• [EXERCISE AIM]:
Print out every record exactly as it appears.

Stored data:
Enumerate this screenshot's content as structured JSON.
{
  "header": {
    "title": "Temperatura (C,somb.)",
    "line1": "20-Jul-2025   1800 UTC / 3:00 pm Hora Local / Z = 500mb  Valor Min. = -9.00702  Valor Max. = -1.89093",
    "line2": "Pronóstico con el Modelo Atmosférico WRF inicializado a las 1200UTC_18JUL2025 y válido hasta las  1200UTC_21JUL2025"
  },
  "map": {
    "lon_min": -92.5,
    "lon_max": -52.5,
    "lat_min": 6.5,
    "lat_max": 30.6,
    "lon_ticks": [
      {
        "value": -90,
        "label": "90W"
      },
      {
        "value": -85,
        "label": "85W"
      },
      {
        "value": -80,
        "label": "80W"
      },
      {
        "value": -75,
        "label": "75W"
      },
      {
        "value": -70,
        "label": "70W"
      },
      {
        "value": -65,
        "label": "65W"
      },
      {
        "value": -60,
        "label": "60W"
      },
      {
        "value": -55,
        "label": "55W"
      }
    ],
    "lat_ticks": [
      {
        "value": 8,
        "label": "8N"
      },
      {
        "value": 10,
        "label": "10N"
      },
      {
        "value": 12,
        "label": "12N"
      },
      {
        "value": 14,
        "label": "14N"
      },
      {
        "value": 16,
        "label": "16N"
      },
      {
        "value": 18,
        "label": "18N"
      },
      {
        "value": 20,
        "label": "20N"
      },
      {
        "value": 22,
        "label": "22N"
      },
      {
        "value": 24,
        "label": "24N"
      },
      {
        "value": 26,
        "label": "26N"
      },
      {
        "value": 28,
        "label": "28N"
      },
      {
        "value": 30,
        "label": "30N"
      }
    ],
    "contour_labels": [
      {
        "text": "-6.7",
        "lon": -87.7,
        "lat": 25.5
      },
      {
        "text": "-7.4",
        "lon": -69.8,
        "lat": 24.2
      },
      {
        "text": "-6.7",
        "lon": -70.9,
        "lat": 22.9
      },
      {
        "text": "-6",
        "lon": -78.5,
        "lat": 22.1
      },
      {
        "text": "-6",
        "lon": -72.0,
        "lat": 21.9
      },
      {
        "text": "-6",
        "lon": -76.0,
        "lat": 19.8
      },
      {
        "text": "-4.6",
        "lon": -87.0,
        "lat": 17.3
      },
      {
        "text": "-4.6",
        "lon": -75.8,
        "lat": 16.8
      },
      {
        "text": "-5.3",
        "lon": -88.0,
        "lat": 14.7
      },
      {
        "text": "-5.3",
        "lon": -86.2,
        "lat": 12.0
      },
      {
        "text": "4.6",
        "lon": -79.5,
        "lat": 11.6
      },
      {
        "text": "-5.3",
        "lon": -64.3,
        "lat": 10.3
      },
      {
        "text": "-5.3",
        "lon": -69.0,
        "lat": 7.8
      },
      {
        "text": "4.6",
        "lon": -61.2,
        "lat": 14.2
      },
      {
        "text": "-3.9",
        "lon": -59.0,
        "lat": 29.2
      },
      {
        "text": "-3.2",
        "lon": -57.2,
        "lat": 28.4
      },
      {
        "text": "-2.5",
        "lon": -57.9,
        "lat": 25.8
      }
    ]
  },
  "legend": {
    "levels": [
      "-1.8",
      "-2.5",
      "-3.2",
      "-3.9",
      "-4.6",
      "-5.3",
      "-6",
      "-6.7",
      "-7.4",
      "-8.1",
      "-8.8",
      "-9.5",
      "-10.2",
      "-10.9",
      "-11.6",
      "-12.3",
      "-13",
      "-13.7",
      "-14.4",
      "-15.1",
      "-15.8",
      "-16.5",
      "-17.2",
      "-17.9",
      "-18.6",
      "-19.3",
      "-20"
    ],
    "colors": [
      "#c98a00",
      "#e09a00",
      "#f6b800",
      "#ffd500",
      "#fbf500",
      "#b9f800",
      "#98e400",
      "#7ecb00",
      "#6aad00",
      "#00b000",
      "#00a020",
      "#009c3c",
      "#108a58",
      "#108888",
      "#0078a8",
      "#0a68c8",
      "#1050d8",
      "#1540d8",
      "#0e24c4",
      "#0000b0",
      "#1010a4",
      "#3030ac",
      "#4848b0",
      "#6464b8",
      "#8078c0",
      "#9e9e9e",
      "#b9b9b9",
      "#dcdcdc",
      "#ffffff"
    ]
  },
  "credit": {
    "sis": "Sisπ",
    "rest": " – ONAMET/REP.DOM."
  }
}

• [SOLVED EXERCISE]:
Enumerate this screenshot's content as structured JSON.
{
  "header": {
    "title": "Temperatura (C,somb.)",
    "line1": "20-Jul-2025   1800 UTC / 3:00 pm Hora Local / Z = 500mb  Valor Min. = -9.00702  Valor Max. = -1.89093",
    "line2": "Pronóstico con el Modelo Atmosférico WRF inicializado a las 1200UTC_18JUL2025 y válido hasta las  1200UTC_21JUL2025"
  },
  "map": {
    "lon_min": -92.5,
    "lon_max": -52.5,
    "lat_min": 6.5,
    "lat_max": 30.6,
    "lon_ticks": [
      {
        "value": -90,
        "label": "90W"
      },
      {
        "value": -85,
        "label": "85W"
      },
      {
        "value": -80,
        "label": "80W"
      },
      {
        "value": -75,
        "label": "75W"
      },
      {
        "value": -70,
        "label": "70W"
      },
      {
        "value": -65,
        "label": "65W"
      },
      {
        "value": -60,
        "label": "60W"
      },
      {
        "value": -55,
        "label": "55W"
      }
    ],
    "lat_ticks": [
      {
        "value": 8,
        "label": "8N"
      },
      {
        "value": 10,
        "label": "10N"
      },
      {
        "value": 12,
        "label": "12N"
      },
      {
        "value": 14,
        "label": "14N"
      },
      {
        "value": 16,
        "label": "16N"
      },
      {
        "value": 18,
        "label": "18N"
      },
      {
        "value": 20,
        "label": "20N"
      },
      {
        "value": 22,
        "label": "22N"
      },
      {
        "value": 24,
        "label": "24N"
      },
      {
        "value": 26,
        "label": "26N"
      },
      {
        "value": 28,
        "label": "28N"
      },
      {
        "value": 30,
        "label": "30N"
      }
    ],
    "contour_labels": [
      {
        "text": "-6.7",
        "lon": -87.7,
        "lat": 25.5
      },
      {
        "text": "-7.4",
        "lon": -69.8,
        "lat": 24.2
      },
      {
        "text": "-6.7",
        "lon": -70.9,
        "lat": 22.9
      },
      {
        "text": "-6",
        "lon": -78.5,
        "lat": 22.1
      },
      {
        "text": "-6",
        "lon": -72.0,
        "lat": 21.9
      },
      {
        "text": "-6",
        "lon": -76.0,
        "lat": 19.8
      },
      {
        "text": "-4.6",
        "lon": -87.0,
        "lat": 17.3
      },
      {
        "text": "-4.6",
        "lon": -75.8,
        "lat": 16.8
      },
      {
        "text": "-5.3",
        "lon": -88.0,
        "lat": 14.7
      },
      {
        "text": "-5.3",
        "lon": -86.2,
        "lat": 12.0
      },
      {
        "text": "4.6",
        "lon": -79.5,
        "lat": 11.6
      },
      {
        "text": "-5.3",
        "lon": -64.3,
        "lat": 10.3
      },
      {
        "text": "-5.3",
        "lon": -69.0,
        "lat": 7.8
      },
      {
        "text": "4.6",
        "lon": -61.2,
        "lat": 14.2
      },
      {
        "text": "-3.9",
        "lon": -59.0,
        "lat": 29.2
      },
      {
        "text": "-3.2",
        "lon": -57.2,
        "lat": 28.4
      },
      {
        "text": "-2.5",
        "lon": -57.9,
        "lat": 25.8
      }
    ]
  },
  "legend": {
    "levels": [
      "-1.8",
      "-2.5",
      "-3.2",
      "-3.9",
      "-4.6",
      "-5.3",
      "-6",
      "-6.7",
      "-7.4",
      "-8.1",
      "-8.8",
      "-9.5",
      "-10.2",
      "-10.9",
      "-11.6",
      "-12.3",
      "-13",
      "-13.7",
      "-14.4",
      "-15.1",
      "-15.8",
      "-16.5",
      "-17.2",
      "-17.9",
      "-18.6",
      "-19.3",
      "-20"
    ],
    "colors": [
      "#c98a00",
      "#e09a00",
      "#f6b800",
      "#ffd500",
      "#fbf500",
      "#b9f800",
      "#98e400",
      "#7ecb00",
      "#6aad00",
      "#00b000",
      "#00a020",
      "#009c3c",
      "#108a58",
      "#108888",
      "#0078a8",
      "#0a68c8",
      "#1050d8",
      "#1540d8",
      "#0e24c4",
      "#0000b0",
      "#1010a4",
      "#3030ac",
      "#4848b0",
      "#6464b8",
      "#8078c0",
      "#9e9e9e",
      "#b9b9b9",
      "#dcdcdc",
      "#ffffff"
    ]
  },
  "credit": {
    "sis": "Sisπ",
    "rest": " – ONAMET/REP.DOM."
  }
}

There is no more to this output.